Part of a data file
★ ★ ★ ★

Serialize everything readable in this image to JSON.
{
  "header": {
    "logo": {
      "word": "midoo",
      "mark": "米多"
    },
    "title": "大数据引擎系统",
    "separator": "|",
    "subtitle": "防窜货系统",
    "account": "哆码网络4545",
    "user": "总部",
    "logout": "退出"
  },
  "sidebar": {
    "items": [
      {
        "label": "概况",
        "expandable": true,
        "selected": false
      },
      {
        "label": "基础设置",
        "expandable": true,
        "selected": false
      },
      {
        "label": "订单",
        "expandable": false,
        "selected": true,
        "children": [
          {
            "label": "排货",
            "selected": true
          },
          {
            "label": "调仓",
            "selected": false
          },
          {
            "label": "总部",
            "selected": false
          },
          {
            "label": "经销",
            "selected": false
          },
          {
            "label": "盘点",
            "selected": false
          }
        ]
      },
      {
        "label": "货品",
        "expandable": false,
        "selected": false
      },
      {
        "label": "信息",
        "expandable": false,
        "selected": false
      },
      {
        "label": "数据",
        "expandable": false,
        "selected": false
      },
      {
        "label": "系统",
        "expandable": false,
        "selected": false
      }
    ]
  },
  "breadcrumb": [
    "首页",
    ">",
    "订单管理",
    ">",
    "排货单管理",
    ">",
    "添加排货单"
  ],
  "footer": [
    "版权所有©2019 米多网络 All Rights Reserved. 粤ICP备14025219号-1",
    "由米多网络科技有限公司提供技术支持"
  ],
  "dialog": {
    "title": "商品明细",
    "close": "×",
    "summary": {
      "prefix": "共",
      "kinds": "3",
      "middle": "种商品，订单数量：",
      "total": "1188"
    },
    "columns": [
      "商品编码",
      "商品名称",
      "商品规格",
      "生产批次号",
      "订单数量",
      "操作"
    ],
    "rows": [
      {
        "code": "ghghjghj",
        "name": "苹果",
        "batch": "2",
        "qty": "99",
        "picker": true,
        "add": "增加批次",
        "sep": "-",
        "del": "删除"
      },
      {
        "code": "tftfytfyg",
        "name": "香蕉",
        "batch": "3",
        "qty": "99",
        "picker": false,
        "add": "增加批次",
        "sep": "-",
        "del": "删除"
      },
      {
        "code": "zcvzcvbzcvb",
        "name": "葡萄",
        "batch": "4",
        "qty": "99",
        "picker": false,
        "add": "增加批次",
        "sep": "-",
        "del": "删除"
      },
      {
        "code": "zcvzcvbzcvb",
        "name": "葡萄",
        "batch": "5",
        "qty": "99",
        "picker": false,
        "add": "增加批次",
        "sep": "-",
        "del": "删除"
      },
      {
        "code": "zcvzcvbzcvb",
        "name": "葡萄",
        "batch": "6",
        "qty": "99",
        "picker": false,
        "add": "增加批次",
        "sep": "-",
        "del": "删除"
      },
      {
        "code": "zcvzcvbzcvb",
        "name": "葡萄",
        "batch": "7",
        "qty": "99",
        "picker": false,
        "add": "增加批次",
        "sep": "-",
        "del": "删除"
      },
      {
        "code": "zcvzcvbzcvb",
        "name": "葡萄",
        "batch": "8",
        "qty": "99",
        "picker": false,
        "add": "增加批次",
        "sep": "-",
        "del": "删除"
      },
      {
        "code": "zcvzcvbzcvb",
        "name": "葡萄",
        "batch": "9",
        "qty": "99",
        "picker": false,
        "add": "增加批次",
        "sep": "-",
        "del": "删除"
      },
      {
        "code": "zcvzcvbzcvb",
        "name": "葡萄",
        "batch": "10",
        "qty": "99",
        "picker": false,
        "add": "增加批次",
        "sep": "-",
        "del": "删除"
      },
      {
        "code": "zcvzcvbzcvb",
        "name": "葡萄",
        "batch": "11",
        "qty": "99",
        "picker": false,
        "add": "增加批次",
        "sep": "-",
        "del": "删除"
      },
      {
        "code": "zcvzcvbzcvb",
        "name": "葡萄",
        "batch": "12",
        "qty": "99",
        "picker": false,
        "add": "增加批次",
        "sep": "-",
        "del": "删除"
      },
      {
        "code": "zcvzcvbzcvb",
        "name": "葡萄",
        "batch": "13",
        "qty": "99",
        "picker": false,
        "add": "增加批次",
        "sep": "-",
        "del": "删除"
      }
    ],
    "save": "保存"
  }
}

★ ★ ★ ★

#### [PROBLEM TO WORK ON]
In the listing above, how many lines hold the word "label"? Give the number and nothing more.

#### [EXERCISE OUTPUT]
12